What you should do | Transcribe the listing verbatim. Do not carry over any pictures.

Material for this task |
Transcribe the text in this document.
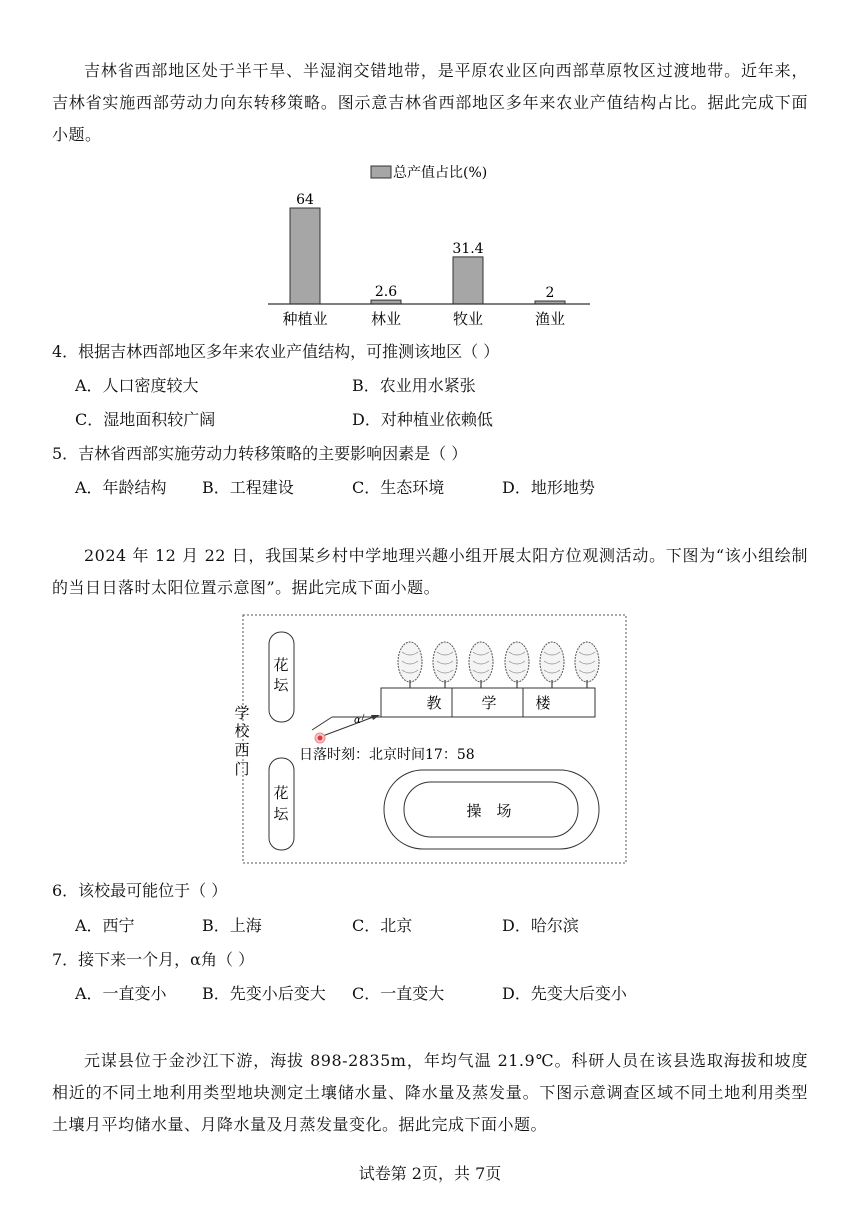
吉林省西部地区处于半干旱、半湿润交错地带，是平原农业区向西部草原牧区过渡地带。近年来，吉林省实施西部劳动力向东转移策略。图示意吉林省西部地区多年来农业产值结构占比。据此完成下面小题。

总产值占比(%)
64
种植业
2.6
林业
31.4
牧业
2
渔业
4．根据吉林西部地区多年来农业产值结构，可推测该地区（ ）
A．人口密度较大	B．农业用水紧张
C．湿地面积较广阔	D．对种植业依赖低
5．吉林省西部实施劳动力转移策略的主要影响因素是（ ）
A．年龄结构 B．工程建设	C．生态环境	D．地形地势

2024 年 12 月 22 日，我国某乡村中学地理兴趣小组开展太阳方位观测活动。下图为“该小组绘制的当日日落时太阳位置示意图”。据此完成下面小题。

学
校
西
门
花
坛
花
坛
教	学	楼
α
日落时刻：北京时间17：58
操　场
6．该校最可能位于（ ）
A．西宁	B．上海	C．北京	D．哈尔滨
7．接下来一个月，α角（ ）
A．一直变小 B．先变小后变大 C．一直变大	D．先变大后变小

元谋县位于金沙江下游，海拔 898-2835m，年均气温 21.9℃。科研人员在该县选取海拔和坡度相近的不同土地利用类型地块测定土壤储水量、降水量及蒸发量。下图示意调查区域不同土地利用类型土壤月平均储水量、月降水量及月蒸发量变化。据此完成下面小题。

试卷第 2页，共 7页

Right answer |
Transcribe the text in this document.
吉林省西部地区处于半干旱、半湿润交错地带，是平原农业区向西部草原牧区过渡地带。近年来，吉林省实施西部劳动力向东转移策略。图示意吉林省西部地区多年来农业产值结构占比。据此完成下面小题。

总产值占比(%)
64
种植业
2.6
林业
31.4
牧业
2
渔业
4．根据吉林西部地区多年来农业产值结构，可推测该地区（ ）
A．人口密度较大	B．农业用水紧张
C．湿地面积较广阔	D．对种植业依赖低
5．吉林省西部实施劳动力转移策略的主要影响因素是（ ）
A．年龄结构 B．工程建设	C．生态环境	D．地形地势

2024 年 12 月 22 日，我国某乡村中学地理兴趣小组开展太阳方位观测活动。下图为“该小组绘制的当日日落时太阳位置示意图”。据此完成下面小题。

学
校
西
门
花
坛
花
坛
教	学	楼
α
日落时刻：北京时间17：58
操　场
6．该校最可能位于（ ）
A．西宁	B．上海	C．北京	D．哈尔滨
7．接下来一个月，α角（ ）
A．一直变小 B．先变小后变大 C．一直变大	D．先变大后变小

元谋县位于金沙江下游，海拔 898-2835m，年均气温 21.9℃。科研人员在该县选取海拔和坡度相近的不同土地利用类型地块测定土壤储水量、降水量及蒸发量。下图示意调查区域不同土地利用类型土壤月平均储水量、月降水量及月蒸发量变化。据此完成下面小题。

试卷第 2页，共 7页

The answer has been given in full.